Supplied entries =>
******

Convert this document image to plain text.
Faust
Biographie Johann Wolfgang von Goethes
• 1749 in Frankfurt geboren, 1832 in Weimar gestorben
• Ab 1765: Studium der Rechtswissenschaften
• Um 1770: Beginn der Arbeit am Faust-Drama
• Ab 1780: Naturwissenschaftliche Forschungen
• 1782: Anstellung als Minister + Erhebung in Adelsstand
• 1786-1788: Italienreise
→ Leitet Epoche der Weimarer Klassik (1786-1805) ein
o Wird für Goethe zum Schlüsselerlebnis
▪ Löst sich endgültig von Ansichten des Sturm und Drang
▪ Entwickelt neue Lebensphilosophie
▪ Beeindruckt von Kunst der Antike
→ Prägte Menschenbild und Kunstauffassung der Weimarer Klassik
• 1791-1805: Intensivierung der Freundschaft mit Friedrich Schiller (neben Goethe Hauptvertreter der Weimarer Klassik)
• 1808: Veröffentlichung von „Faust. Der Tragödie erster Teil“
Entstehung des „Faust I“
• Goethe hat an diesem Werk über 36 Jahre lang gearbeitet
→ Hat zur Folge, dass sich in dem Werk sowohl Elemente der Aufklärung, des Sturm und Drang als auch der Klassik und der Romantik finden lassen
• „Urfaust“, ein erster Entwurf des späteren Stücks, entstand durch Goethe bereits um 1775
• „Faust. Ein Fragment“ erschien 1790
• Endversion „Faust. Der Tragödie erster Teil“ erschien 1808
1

******

Exercise directions => Reproduce the listing shown above in its entirety, exactly.

Exercise answer =>
Convert this document image to plain text.
Faust
Biographie Johann Wolfgang von Goethes
• 1749 in Frankfurt geboren, 1832 in Weimar gestorben
• Ab 1765: Studium der Rechtswissenschaften
• Um 1770: Beginn der Arbeit am Faust-Drama
• Ab 1780: Naturwissenschaftliche Forschungen
• 1782: Anstellung als Minister + Erhebung in Adelsstand
• 1786-1788: Italienreise
→ Leitet Epoche der Weimarer Klassik (1786-1805) ein
o Wird für Goethe zum Schlüsselerlebnis
▪ Löst sich endgültig von Ansichten des Sturm und Drang
▪ Entwickelt neue Lebensphilosophie
▪ Beeindruckt von Kunst der Antike
→ Prägte Menschenbild und Kunstauffassung der Weimarer Klassik
• 1791-1805: Intensivierung der Freundschaft mit Friedrich Schiller (neben Goethe Hauptvertreter der Weimarer Klassik)
• 1808: Veröffentlichung von „Faust. Der Tragödie erster Teil“
Entstehung des „Faust I“
• Goethe hat an diesem Werk über 36 Jahre lang gearbeitet
→ Hat zur Folge, dass sich in dem Werk sowohl Elemente der Aufklärung, des Sturm und Drang als auch der Klassik und der Romantik finden lassen
• „Urfaust“, ein erster Entwurf des späteren Stücks, entstand durch Goethe bereits um 1775
• „Faust. Ein Fragment“ erschien 1790
• Endversion „Faust. Der Tragödie erster Teil“ erschien 1808
1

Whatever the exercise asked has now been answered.